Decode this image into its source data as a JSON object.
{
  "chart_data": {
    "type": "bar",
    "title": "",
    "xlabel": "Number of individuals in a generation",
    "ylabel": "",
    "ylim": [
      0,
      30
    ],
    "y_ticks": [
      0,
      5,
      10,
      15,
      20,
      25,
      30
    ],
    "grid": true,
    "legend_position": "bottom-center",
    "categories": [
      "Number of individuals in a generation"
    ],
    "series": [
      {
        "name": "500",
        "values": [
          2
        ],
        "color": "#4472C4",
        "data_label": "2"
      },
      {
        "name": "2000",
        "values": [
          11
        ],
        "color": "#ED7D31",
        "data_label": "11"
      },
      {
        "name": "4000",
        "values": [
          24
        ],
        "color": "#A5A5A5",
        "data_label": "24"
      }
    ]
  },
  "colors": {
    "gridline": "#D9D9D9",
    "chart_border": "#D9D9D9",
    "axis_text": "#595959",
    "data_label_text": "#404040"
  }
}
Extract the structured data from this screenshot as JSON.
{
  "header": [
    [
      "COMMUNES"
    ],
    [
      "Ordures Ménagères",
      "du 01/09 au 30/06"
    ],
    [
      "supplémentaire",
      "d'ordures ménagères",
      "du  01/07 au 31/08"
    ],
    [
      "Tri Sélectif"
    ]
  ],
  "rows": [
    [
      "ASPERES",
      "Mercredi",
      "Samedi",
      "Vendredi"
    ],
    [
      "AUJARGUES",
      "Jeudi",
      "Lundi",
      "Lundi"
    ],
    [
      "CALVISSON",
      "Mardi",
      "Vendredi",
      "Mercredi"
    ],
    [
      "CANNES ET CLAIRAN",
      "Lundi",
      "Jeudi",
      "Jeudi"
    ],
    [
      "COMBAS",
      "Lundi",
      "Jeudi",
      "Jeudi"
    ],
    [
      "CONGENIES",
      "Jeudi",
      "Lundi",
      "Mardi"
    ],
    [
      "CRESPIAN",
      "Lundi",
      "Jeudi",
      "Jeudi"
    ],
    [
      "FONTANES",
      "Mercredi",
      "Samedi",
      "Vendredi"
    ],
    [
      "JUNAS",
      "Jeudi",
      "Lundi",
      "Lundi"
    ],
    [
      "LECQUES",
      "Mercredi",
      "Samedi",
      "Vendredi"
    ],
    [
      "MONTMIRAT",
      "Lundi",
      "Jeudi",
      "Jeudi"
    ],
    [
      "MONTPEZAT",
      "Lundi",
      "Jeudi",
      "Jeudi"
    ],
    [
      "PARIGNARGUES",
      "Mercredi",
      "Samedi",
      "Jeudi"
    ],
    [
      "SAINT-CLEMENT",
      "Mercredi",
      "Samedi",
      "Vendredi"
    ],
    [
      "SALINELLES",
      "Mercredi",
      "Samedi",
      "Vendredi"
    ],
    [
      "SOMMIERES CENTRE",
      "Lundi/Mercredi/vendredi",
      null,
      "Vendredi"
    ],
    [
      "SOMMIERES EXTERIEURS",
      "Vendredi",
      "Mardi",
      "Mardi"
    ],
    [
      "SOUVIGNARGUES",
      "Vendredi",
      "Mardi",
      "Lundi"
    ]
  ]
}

★ ★ ★

▸ Problem to work on
Each entry must be reproduced verbatim.

▸ Complete answer
Decode this image into its source data as a JSON object.
{
  "chart_data": {
    "type": "bar",
    "title": "",
    "xlabel": "Number of individuals in a generation",
    "ylabel": "",
    "ylim": [
      0,
      30
    ],
    "y_ticks": [
      0,
      5,
      10,
      15,
      20,
      25,
      30
    ],
    "grid": true,
    "legend_position": "bottom-center",
    "categories": [
      "Number of individuals in a generation"
    ],
    "series": [
      {
        "name": "500",
        "values": [
          2
        ],
        "color": "#4472C4",
        "data_label": "2"
      },
      {
        "name": "2000",
        "values": [
          11
        ],
        "color": "#ED7D31",
        "data_label": "11"
      },
      {
        "name": "4000",
        "values": [
          24
        ],
        "color": "#A5A5A5",
        "data_label": "24"
      }
    ]
  },
  "colors": {
    "gridline": "#D9D9D9",
    "chart_border": "#D9D9D9",
    "axis_text": "#595959",
    "data_label_text": "#404040"
  }
}
Extract the structured data from this screenshot as JSON.
{
  "header": [
    [
      "COMMUNES"
    ],
    [
      "Ordures Ménagères",
      "du 01/09 au 30/06"
    ],
    [
      "supplémentaire",
      "d'ordures ménagères",
      "du  01/07 au 31/08"
    ],
    [
      "Tri Sélectif"
    ]
  ],
  "rows": [
    [
      "ASPERES",
      "Mercredi",
      "Samedi",
      "Vendredi"
    ],
    [
      "AUJARGUES",
      "Jeudi",
      "Lundi",
      "Lundi"
    ],
    [
      "CALVISSON",
      "Mardi",
      "Vendredi",
      "Mercredi"
    ],
    [
      "CANNES ET CLAIRAN",
      "Lundi",
      "Jeudi",
      "Jeudi"
    ],
    [
      "COMBAS",
      "Lundi",
      "Jeudi",
      "Jeudi"
    ],
    [
      "CONGENIES",
      "Jeudi",
      "Lundi",
      "Mardi"
    ],
    [
      "CRESPIAN",
      "Lundi",
      "Jeudi",
      "Jeudi"
    ],
    [
      "FONTANES",
      "Mercredi",
      "Samedi",
      "Vendredi"
    ],
    [
      "JUNAS",
      "Jeudi",
      "Lundi",
      "Lundi"
    ],
    [
      "LECQUES",
      "Mercredi",
      "Samedi",
      "Vendredi"
    ],
    [
      "MONTMIRAT",
      "Lundi",
      "Jeudi",
      "Jeudi"
    ],
    [
      "MONTPEZAT",
      "Lundi",
      "Jeudi",
      "Jeudi"
    ],
    [
      "PARIGNARGUES",
      "Mercredi",
      "Samedi",
      "Jeudi"
    ],
    [
      "SAINT-CLEMENT",
      "Mercredi",
      "Samedi",
      "Vendredi"
    ],
    [
      "SALINELLES",
      "Mercredi",
      "Samedi",
      "Vendredi"
    ],
    [
      "SOMMIERES CENTRE",
      "Lundi/Mercredi/vendredi",
      null,
      "Vendredi"
    ],
    [
      "SOMMIERES EXTERIEURS",
      "Vendredi",
      "Mardi",
      "Mardi"
    ],
    [
      "SOUVIGNARGUES",
      "Vendredi",
      "Mardi",
      "Lundi"
    ]
  ]
}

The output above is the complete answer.